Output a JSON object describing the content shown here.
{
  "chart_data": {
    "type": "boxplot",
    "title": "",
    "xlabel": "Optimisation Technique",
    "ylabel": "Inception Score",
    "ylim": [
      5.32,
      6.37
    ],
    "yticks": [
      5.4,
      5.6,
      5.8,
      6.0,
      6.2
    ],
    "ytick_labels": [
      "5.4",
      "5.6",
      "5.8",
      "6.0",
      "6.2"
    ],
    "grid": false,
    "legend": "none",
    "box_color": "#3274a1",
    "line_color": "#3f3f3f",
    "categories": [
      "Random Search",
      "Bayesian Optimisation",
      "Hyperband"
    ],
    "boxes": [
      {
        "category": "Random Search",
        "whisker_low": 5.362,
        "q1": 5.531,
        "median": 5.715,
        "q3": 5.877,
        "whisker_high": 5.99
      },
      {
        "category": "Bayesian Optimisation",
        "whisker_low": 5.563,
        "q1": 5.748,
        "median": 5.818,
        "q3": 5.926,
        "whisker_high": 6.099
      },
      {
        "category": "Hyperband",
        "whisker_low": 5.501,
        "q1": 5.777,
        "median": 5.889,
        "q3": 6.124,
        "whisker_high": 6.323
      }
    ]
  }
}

* * * * * * *

What the task asks:
Identify each line of the material where the word "median" shows up, and copy it.

Final result:
        "median": 5.715,
        "median": 5.818,
        "median": 5.889,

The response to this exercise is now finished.